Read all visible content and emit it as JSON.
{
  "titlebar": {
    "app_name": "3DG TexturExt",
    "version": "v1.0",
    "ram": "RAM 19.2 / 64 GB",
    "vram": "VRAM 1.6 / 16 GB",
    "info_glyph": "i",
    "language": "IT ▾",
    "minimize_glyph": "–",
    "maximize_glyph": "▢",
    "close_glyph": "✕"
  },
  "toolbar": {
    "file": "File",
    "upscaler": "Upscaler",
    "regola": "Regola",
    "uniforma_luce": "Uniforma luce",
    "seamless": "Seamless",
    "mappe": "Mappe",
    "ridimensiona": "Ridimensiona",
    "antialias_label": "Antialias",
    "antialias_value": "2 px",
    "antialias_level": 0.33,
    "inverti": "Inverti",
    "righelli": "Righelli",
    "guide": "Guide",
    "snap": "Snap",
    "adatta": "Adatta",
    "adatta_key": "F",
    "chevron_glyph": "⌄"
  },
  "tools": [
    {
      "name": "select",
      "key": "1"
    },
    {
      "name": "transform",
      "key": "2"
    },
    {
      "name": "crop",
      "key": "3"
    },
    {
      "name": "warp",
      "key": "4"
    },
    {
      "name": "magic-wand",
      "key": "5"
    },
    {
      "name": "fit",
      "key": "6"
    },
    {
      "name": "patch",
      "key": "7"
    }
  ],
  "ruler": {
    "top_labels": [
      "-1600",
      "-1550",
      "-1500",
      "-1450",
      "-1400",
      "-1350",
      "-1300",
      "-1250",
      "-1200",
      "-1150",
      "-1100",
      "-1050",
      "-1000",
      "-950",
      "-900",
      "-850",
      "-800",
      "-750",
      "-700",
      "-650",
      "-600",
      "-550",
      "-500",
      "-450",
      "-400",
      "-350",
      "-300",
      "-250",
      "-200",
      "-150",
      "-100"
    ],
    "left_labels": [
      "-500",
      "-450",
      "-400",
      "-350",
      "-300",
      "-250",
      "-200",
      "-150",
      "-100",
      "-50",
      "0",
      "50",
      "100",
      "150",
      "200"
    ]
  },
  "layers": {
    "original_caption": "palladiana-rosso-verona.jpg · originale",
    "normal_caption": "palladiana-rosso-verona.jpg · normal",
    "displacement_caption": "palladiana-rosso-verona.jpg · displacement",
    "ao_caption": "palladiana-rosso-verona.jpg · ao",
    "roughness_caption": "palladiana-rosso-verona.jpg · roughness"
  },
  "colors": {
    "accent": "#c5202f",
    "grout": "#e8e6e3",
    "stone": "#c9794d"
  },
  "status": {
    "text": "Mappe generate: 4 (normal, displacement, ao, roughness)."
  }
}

--------------------------------

→ **DIRECTIONS**:
Every line above should be printed again exactly as it stands.

→ **OUTPUT OF THE EXERCISE**:
Read all visible content and emit it as JSON.
{
  "titlebar": {
    "app_name": "3DG TexturExt",
    "version": "v1.0",
    "ram": "RAM 19.2 / 64 GB",
    "vram": "VRAM 1.6 / 16 GB",
    "info_glyph": "i",
    "language": "IT ▾",
    "minimize_glyph": "–",
    "maximize_glyph": "▢",
    "close_glyph": "✕"
  },
  "toolbar": {
    "file": "File",
    "upscaler": "Upscaler",
    "regola": "Regola",
    "uniforma_luce": "Uniforma luce",
    "seamless": "Seamless",
    "mappe": "Mappe",
    "ridimensiona": "Ridimensiona",
    "antialias_label": "Antialias",
    "antialias_value": "2 px",
    "antialias_level": 0.33,
    "inverti": "Inverti",
    "righelli": "Righelli",
    "guide": "Guide",
    "snap": "Snap",
    "adatta": "Adatta",
    "adatta_key": "F",
    "chevron_glyph": "⌄"
  },
  "tools": [
    {
      "name": "select",
      "key": "1"
    },
    {
      "name": "transform",
      "key": "2"
    },
    {
      "name": "crop",
      "key": "3"
    },
    {
      "name": "warp",
      "key": "4"
    },
    {
      "name": "magic-wand",
      "key": "5"
    },
    {
      "name": "fit",
      "key": "6"
    },
    {
      "name": "patch",
      "key": "7"
    }
  ],
  "ruler": {
    "top_labels": [
      "-1600",
      "-1550",
      "-1500",
      "-1450",
      "-1400",
      "-1350",
      "-1300",
      "-1250",
      "-1200",
      "-1150",
      "-1100",
      "-1050",
      "-1000",
      "-950",
      "-900",
      "-850",
      "-800",
      "-750",
      "-700",
      "-650",
      "-600",
      "-550",
      "-500",
      "-450",
      "-400",
      "-350",
      "-300",
      "-250",
      "-200",
      "-150",
      "-100"
    ],
    "left_labels": [
      "-500",
      "-450",
      "-400",
      "-350",
      "-300",
      "-250",
      "-200",
      "-150",
      "-100",
      "-50",
      "0",
      "50",
      "100",
      "150",
      "200"
    ]
  },
  "layers": {
    "original_caption": "palladiana-rosso-verona.jpg · originale",
    "normal_caption": "palladiana-rosso-verona.jpg · normal",
    "displacement_caption": "palladiana-rosso-verona.jpg · displacement",
    "ao_caption": "palladiana-rosso-verona.jpg · ao",
    "roughness_caption": "palladiana-rosso-verona.jpg · roughness"
  },
  "colors": {
    "accent": "#c5202f",
    "grout": "#e8e6e3",
    "stone": "#c9794d"
  },
  "status": {
    "text": "Mappe generate: 4 (normal, displacement, ao, roughness)."
  }
}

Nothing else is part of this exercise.